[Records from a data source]
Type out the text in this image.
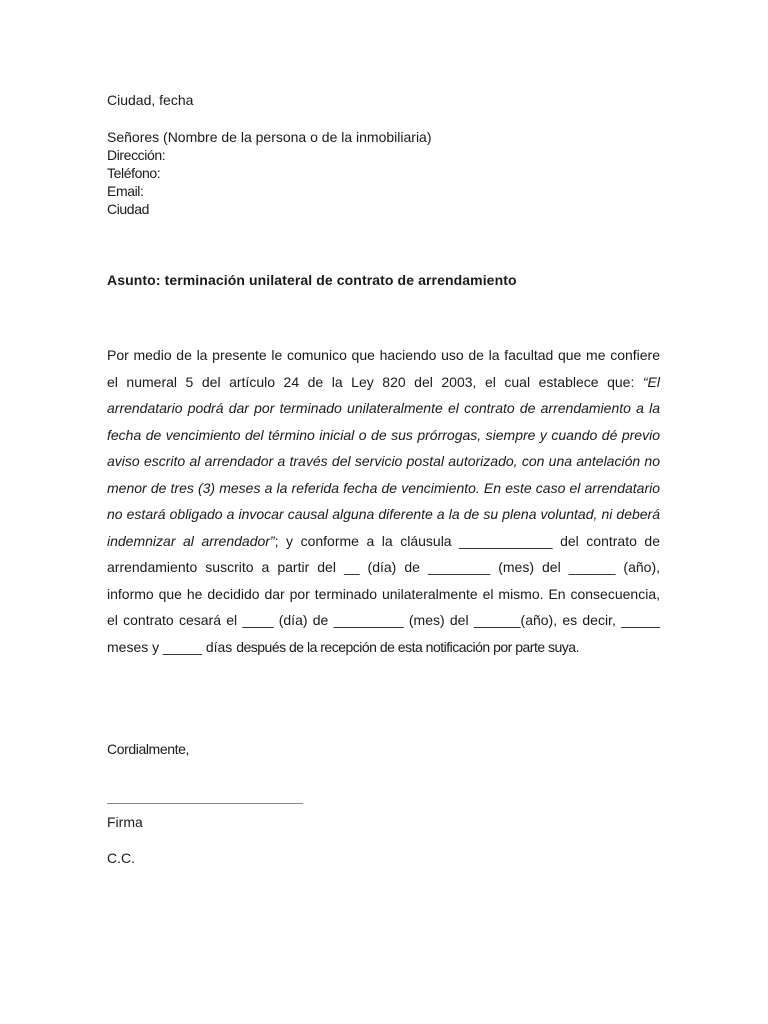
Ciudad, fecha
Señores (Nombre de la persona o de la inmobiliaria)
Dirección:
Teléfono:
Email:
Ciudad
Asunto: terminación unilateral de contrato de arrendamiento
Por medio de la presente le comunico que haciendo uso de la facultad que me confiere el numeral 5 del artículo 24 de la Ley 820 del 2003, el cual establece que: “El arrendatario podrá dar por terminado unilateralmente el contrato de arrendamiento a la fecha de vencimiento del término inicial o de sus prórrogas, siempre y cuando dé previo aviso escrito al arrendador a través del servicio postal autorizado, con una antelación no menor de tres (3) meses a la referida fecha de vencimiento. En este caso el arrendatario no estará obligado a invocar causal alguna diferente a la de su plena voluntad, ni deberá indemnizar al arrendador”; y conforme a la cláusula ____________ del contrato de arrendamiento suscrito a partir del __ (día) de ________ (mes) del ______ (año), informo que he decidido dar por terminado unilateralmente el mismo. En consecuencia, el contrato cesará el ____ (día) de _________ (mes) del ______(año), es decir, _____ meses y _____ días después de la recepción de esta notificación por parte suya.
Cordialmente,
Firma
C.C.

■ EXERCISE OBJECTIVE
Can you repeat every record above exactly, apart from the pictures?

■ FULL SOLUTION
Type out the text in this image.
Ciudad, fecha
Señores (Nombre de la persona o de la inmobiliaria)
Dirección:
Teléfono:
Email:
Ciudad
Asunto: terminación unilateral de contrato de arrendamiento
Por medio de la presente le comunico que haciendo uso de la facultad que me confiere el numeral 5 del artículo 24 de la Ley 820 del 2003, el cual establece que: “El arrendatario podrá dar por terminado unilateralmente el contrato de arrendamiento a la fecha de vencimiento del término inicial o de sus prórrogas, siempre y cuando dé previo aviso escrito al arrendador a través del servicio postal autorizado, con una antelación no menor de tres (3) meses a la referida fecha de vencimiento. En este caso el arrendatario no estará obligado a invocar causal alguna diferente a la de su plena voluntad, ni deberá indemnizar al arrendador”; y conforme a la cláusula ____________ del contrato de arrendamiento suscrito a partir del __ (día) de ________ (mes) del ______ (año), informo que he decidido dar por terminado unilateralmente el mismo. En consecuencia, el contrato cesará el ____ (día) de _________ (mes) del ______(año), es decir, _____ meses y _____ días después de la recepción de esta notificación por parte suya.
Cordialmente,
Firma
C.C.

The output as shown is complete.